:: INFORMATION SUPPLIED

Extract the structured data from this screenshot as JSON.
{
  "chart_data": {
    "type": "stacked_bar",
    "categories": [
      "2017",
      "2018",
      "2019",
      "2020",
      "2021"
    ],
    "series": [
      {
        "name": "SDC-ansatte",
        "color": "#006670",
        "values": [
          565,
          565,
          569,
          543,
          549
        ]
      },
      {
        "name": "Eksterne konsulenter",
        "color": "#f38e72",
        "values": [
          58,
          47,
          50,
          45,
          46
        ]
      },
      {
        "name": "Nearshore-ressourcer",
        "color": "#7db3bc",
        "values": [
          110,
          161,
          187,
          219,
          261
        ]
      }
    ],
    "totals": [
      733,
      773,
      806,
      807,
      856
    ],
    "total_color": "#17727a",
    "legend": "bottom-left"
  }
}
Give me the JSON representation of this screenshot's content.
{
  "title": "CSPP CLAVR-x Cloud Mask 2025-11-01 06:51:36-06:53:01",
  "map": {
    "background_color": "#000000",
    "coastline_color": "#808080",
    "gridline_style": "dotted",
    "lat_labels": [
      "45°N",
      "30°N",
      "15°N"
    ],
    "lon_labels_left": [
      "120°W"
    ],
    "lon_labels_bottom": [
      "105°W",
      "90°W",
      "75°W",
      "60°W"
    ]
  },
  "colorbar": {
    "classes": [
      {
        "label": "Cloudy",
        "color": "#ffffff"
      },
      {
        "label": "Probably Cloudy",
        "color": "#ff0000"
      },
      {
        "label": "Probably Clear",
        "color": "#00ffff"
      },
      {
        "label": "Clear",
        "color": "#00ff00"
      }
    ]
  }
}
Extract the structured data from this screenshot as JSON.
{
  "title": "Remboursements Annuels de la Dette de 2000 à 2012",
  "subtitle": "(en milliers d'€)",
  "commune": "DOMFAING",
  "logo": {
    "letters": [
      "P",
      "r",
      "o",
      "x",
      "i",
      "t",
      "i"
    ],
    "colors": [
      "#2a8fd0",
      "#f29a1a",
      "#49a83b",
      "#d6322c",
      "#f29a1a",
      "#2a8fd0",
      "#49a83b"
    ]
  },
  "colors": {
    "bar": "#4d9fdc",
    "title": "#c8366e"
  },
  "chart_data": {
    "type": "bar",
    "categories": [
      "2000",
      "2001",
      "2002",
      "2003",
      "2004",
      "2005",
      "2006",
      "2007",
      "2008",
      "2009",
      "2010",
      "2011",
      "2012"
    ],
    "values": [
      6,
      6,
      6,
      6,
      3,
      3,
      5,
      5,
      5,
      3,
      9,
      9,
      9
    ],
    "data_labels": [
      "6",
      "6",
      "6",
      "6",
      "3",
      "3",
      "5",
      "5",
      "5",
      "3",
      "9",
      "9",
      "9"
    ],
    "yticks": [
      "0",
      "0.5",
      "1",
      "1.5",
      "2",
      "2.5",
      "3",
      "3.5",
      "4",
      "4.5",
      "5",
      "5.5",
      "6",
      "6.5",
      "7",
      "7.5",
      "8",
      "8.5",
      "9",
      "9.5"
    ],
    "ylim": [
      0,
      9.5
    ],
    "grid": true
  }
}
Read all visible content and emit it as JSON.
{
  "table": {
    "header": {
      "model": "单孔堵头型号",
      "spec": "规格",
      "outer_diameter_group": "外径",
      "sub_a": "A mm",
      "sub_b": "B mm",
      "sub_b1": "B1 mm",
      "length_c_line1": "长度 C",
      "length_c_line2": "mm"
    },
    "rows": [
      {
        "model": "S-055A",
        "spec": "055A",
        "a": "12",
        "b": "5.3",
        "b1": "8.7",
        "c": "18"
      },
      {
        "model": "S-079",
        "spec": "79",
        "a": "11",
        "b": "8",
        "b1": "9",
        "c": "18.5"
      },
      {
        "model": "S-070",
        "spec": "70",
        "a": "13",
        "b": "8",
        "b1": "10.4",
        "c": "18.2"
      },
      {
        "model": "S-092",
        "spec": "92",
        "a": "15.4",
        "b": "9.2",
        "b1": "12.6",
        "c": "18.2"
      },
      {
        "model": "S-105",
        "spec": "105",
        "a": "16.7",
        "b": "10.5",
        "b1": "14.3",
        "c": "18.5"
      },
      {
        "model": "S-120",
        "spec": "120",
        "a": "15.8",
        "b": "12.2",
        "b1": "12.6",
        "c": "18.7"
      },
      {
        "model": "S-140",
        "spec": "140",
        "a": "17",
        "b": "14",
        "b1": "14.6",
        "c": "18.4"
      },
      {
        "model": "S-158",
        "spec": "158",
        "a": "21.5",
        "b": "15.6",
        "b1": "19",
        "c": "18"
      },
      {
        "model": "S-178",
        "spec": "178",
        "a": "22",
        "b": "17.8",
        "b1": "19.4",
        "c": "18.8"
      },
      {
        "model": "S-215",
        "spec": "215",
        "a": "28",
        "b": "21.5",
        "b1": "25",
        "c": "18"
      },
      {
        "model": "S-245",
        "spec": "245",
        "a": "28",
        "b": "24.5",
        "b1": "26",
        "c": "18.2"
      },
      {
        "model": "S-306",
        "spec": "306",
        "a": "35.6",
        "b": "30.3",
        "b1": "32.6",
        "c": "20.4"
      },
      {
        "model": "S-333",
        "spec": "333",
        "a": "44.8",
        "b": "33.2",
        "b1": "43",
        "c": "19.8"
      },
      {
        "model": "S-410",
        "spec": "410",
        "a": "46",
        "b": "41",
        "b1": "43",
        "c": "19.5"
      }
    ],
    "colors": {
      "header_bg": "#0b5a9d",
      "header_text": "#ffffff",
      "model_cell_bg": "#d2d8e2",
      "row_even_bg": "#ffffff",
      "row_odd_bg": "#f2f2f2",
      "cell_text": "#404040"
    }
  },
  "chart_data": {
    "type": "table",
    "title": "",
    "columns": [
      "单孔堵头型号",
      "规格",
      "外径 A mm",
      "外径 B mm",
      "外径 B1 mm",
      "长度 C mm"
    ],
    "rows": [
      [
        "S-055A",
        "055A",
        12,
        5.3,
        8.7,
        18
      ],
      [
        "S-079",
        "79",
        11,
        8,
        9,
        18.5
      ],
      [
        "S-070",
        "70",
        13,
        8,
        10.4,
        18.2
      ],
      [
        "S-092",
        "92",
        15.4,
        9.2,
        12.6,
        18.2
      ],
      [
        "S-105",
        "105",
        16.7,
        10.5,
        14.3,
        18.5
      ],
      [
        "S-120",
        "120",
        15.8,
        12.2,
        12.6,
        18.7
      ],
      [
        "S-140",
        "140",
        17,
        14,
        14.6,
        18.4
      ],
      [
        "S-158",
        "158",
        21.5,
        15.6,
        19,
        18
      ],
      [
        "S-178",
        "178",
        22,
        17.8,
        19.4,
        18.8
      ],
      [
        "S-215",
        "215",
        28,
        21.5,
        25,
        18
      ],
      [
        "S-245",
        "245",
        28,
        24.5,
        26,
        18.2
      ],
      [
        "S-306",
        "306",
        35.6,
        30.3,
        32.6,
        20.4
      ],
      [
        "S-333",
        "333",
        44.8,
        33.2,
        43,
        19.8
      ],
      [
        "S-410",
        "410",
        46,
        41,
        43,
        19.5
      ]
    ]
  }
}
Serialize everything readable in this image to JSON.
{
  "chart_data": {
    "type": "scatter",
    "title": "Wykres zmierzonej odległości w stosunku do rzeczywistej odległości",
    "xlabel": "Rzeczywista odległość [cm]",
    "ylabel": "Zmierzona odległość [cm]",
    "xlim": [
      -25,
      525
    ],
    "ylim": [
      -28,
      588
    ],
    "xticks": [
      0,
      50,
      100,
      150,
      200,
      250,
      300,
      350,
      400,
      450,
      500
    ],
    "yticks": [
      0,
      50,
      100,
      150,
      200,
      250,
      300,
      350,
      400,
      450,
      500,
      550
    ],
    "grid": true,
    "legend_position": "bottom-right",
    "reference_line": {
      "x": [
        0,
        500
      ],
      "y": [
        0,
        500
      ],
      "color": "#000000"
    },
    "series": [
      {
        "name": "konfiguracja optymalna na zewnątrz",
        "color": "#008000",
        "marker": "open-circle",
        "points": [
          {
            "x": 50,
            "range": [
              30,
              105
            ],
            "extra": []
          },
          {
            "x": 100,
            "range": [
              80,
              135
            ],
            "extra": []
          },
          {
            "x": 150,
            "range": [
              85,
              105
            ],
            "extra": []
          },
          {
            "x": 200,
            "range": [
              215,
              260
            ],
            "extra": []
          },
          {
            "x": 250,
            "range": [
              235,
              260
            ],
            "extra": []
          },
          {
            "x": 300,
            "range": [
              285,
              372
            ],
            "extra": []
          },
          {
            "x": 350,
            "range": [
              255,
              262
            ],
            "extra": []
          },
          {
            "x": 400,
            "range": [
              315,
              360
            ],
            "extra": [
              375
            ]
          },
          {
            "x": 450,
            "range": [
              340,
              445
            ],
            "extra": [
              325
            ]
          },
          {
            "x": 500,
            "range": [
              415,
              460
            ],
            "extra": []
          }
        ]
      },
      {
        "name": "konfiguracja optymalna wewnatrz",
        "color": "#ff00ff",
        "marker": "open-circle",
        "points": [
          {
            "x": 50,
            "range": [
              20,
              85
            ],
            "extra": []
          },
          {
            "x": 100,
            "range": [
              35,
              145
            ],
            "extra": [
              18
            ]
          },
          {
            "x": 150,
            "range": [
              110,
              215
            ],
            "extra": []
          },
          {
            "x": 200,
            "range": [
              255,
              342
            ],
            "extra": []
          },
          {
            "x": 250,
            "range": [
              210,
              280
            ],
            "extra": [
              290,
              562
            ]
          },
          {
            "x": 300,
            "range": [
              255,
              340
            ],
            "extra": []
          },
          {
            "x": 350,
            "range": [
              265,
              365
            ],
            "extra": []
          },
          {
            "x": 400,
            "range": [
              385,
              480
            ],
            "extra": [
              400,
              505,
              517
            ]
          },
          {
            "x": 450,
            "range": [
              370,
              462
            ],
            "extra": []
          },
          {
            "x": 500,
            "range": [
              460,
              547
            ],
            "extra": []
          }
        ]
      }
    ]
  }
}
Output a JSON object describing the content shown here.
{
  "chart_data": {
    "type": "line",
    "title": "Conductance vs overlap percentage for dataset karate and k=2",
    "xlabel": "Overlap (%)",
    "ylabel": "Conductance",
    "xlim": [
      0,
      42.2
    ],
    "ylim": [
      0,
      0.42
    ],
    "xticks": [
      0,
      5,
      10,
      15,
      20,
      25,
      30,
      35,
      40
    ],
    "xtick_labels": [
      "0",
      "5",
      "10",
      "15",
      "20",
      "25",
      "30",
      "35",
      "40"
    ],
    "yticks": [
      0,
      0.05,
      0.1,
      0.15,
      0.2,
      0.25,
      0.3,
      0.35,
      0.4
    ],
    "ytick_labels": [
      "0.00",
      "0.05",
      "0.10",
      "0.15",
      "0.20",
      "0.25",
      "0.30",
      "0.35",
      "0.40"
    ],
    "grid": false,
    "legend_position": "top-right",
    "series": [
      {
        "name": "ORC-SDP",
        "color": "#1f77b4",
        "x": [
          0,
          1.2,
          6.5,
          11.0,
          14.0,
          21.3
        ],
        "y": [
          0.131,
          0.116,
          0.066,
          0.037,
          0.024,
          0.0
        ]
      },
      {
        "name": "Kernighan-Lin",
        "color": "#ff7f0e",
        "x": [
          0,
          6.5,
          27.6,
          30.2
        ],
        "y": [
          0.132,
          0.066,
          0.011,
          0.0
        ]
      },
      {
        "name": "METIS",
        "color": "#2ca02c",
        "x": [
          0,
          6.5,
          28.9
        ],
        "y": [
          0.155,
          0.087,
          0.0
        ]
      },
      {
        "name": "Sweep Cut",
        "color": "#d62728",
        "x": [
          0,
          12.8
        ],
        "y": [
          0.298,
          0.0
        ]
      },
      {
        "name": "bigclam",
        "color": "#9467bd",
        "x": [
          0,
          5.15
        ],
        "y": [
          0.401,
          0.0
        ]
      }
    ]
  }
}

::::

THE TASK
Pull out all lines of the data with the string "konfiguracja".

EXERCISE RESULT
        "name": "konfiguracja optymalna na zewnątrz",
        "name": "konfiguracja optymalna wewnatrz",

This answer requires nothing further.